** Task statement **
Write out the passage of the WeWork Office Suites text below, starting with "Leasing in luxury: WeWork" and going on through "full of freelancers.", copying it word for word.

** Selected text **
· · · · · · ·
WeWork’s New Line Of Offices Provides Exclusivity And Flexibility

The coworking titan WeWork (WE) announced WeWork Office Suites, a premium option aimed at clients who want the feel of a corporate office with a coworking space’s flexible lease terms and lack of up-front investment.

Leasing in luxury: WeWork Office Suites is meant to feel like an exclusive corporate space, with private executive offices, upscale furniture, and lots of amenities. Clients will even have access to branding opportunities that will make spaces feel more like offices and less like rooms full of freelancers.

Committing to noncommitment: WeWork saw both occupancy rates and revenue decline in Q3. While the coworking firm is keeping its standard coworking models open for freelancers, Office Suites marks a significant pivot. WeWork hopes to take advantage of the rise of remote work by turning itself into the large-scale solution that big corporations are looking for in this uncertain time.
· · · · · · ·
** Extracted material **
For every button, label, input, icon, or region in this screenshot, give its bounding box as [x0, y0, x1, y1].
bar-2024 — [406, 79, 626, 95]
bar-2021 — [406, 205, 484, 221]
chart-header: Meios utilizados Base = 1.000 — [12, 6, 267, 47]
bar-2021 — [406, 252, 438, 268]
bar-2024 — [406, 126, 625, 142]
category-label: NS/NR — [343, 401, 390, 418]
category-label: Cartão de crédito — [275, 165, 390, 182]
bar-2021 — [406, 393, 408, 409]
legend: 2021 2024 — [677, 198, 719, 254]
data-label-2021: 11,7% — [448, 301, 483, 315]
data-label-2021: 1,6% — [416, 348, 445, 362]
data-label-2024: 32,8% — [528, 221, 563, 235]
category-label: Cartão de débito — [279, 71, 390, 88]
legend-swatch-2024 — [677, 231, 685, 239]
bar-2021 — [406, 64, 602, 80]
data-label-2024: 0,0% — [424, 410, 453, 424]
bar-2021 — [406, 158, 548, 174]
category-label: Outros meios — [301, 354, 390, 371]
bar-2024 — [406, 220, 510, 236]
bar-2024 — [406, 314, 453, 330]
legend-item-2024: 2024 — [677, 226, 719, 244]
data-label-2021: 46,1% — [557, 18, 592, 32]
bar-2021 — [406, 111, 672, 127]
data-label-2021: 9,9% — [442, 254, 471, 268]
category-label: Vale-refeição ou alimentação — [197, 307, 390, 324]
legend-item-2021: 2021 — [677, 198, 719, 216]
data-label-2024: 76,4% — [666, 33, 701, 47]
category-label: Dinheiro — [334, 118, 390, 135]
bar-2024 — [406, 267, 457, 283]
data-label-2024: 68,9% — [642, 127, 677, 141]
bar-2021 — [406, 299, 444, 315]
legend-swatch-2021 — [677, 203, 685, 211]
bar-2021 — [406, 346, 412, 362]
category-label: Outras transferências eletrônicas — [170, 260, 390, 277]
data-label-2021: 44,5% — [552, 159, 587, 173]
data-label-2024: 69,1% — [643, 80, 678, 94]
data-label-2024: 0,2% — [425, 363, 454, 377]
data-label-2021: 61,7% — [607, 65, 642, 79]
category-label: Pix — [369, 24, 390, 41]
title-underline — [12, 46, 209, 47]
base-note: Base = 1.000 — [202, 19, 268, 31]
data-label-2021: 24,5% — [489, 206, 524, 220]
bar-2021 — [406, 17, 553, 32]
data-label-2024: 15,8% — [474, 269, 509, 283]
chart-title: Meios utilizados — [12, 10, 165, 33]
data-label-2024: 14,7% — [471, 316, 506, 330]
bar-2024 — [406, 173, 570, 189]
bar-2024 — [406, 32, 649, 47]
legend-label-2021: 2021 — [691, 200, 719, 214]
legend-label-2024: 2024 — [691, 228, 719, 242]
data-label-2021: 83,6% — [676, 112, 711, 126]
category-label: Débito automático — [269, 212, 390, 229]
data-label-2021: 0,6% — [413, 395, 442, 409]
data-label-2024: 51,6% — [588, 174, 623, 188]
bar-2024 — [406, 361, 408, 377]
· · · · · · ·
** Reply **
Leasing in luxury: WeWork Office Suites is meant to feel like an exclusive corporate space, with private executive offices, upscale furniture, and lots of amenities. Clients will even have access to branding opportunities that will make spaces feel more like offices and less like rooms full of freelancers.